• [WHAT YOU SHOULD DO]: Can you give all the records again without altering a single character?

%%

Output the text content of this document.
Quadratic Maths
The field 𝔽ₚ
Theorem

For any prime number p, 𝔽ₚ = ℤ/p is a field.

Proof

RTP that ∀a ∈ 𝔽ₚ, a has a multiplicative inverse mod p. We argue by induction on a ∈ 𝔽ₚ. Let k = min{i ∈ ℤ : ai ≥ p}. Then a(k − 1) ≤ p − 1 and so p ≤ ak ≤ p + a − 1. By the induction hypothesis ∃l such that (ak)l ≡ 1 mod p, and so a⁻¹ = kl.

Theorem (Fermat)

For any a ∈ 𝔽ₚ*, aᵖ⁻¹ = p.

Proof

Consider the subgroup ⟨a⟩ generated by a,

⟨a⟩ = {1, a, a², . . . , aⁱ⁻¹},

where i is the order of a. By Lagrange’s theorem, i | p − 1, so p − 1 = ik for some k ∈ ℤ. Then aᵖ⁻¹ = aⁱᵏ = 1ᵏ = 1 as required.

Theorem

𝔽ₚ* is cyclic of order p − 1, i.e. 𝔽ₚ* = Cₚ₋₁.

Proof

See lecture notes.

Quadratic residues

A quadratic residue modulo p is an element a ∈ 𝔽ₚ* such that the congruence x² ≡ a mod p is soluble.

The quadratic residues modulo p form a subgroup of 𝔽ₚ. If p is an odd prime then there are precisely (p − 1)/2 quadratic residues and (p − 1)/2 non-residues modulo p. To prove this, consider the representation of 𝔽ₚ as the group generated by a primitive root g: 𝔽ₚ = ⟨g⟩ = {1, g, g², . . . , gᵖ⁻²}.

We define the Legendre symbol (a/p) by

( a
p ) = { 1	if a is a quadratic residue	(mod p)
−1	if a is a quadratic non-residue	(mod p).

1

%%

• [RESULT OF THIS EXERCISE]:
Output the text content of this document.
Quadratic Maths
The field 𝔽ₚ
Theorem

For any prime number p, 𝔽ₚ = ℤ/p is a field.

Proof

RTP that ∀a ∈ 𝔽ₚ, a has a multiplicative inverse mod p. We argue by induction on a ∈ 𝔽ₚ. Let k = min{i ∈ ℤ : ai ≥ p}. Then a(k − 1) ≤ p − 1 and so p ≤ ak ≤ p + a − 1. By the induction hypothesis ∃l such that (ak)l ≡ 1 mod p, and so a⁻¹ = kl.

Theorem (Fermat)

For any a ∈ 𝔽ₚ*, aᵖ⁻¹ = p.

Proof

Consider the subgroup ⟨a⟩ generated by a,

⟨a⟩ = {1, a, a², . . . , aⁱ⁻¹},

where i is the order of a. By Lagrange’s theorem, i | p − 1, so p − 1 = ik for some k ∈ ℤ. Then aᵖ⁻¹ = aⁱᵏ = 1ᵏ = 1 as required.

Theorem

𝔽ₚ* is cyclic of order p − 1, i.e. 𝔽ₚ* = Cₚ₋₁.

Proof

See lecture notes.

Quadratic residues

A quadratic residue modulo p is an element a ∈ 𝔽ₚ* such that the congruence x² ≡ a mod p is soluble.

The quadratic residues modulo p form a subgroup of 𝔽ₚ. If p is an odd prime then there are precisely (p − 1)/2 quadratic residues and (p − 1)/2 non-residues modulo p. To prove this, consider the representation of 𝔽ₚ as the group generated by a primitive root g: 𝔽ₚ = ⟨g⟩ = {1, g, g², . . . , gᵖ⁻²}.

We define the Legendre symbol (a/p) by

( a
p ) = { 1	if a is a quadratic residue	(mod p)
−1	if a is a quadratic non-residue	(mod p).

1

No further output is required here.